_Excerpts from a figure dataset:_
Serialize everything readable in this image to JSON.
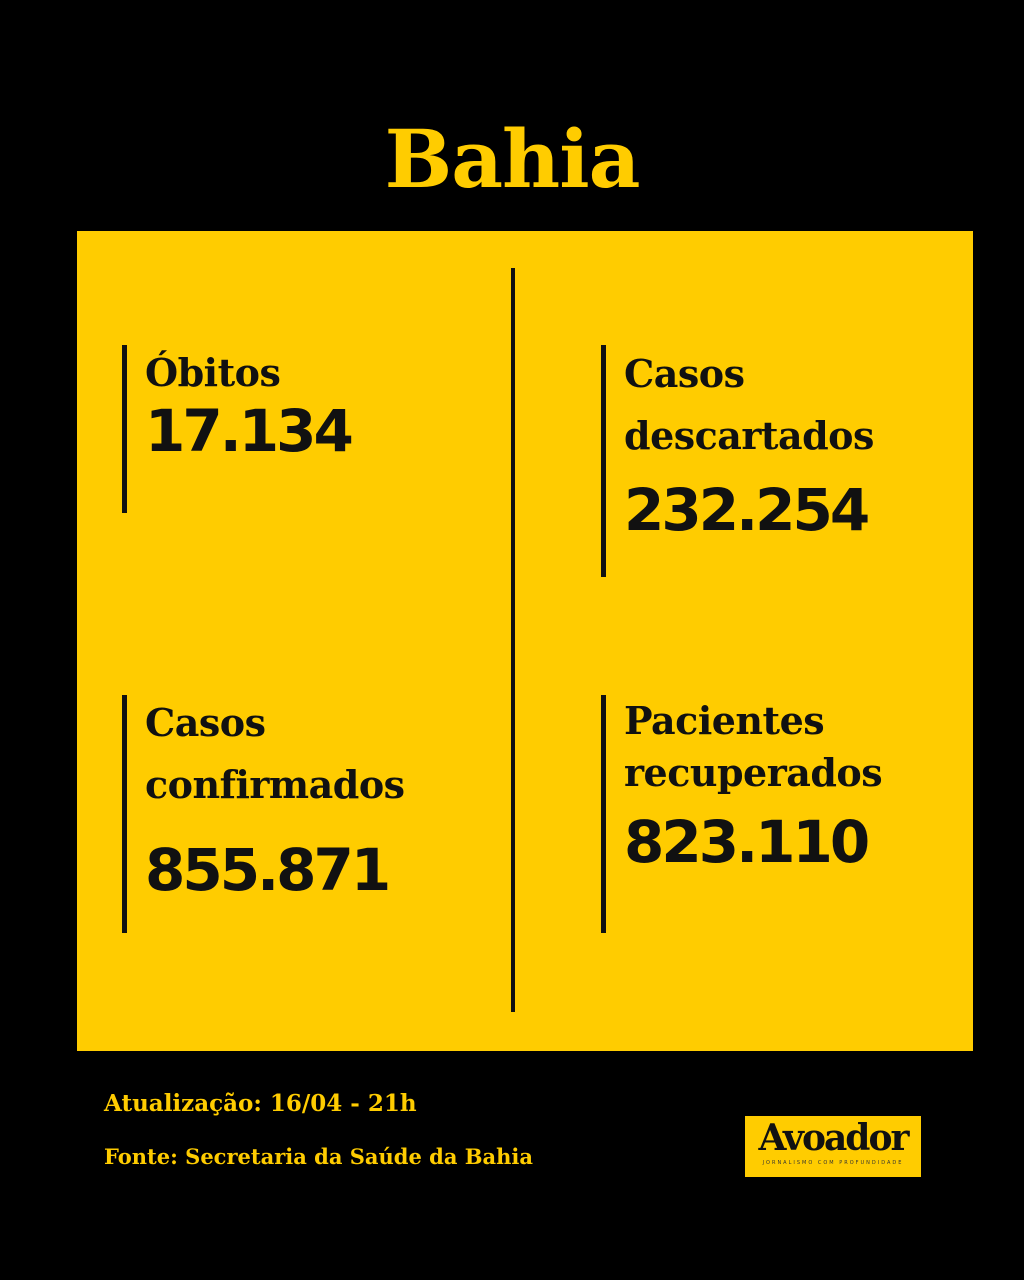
{
  "title": "Bahia",
  "stats": [
    {
      "label_lines": [
        "Óbitos"
      ],
      "value": "17.134"
    },
    {
      "label_lines": [
        "Casos",
        "descartados"
      ],
      "value": "232.254"
    },
    {
      "label_lines": [
        "Casos",
        "confirmados"
      ],
      "value": "855.871"
    },
    {
      "label_lines": [
        "Pacientes",
        "recuperados"
      ],
      "value": "823.110"
    }
  ],
  "footer": {
    "update": "Atualização: 16/04 - 21h",
    "source": "Fonte: Secretaria da Saúde da Bahia"
  },
  "logo": {
    "name": "Avoador",
    "tagline": "JORNALISMO COM PROFUNDIDADE"
  },
  "colors": {
    "accent": "#FFCC00",
    "background": "#000000",
    "text": "#111111"
  }
}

_Exercise:_
The records above are to be restated exactly, without their pictures.

_Finished exercise:_
Serialize everything readable in this image to JSON.
{
  "title": "Bahia",
  "stats": [
    {
      "label_lines": [
        "Óbitos"
      ],
      "value": "17.134"
    },
    {
      "label_lines": [
        "Casos",
        "descartados"
      ],
      "value": "232.254"
    },
    {
      "label_lines": [
        "Casos",
        "confirmados"
      ],
      "value": "855.871"
    },
    {
      "label_lines": [
        "Pacientes",
        "recuperados"
      ],
      "value": "823.110"
    }
  ],
  "footer": {
    "update": "Atualização: 16/04 - 21h",
    "source": "Fonte: Secretaria da Saúde da Bahia"
  },
  "logo": {
    "name": "Avoador",
    "tagline": "JORNALISMO COM PROFUNDIDADE"
  },
  "colors": {
    "accent": "#FFCC00",
    "background": "#000000",
    "text": "#111111"
  }
}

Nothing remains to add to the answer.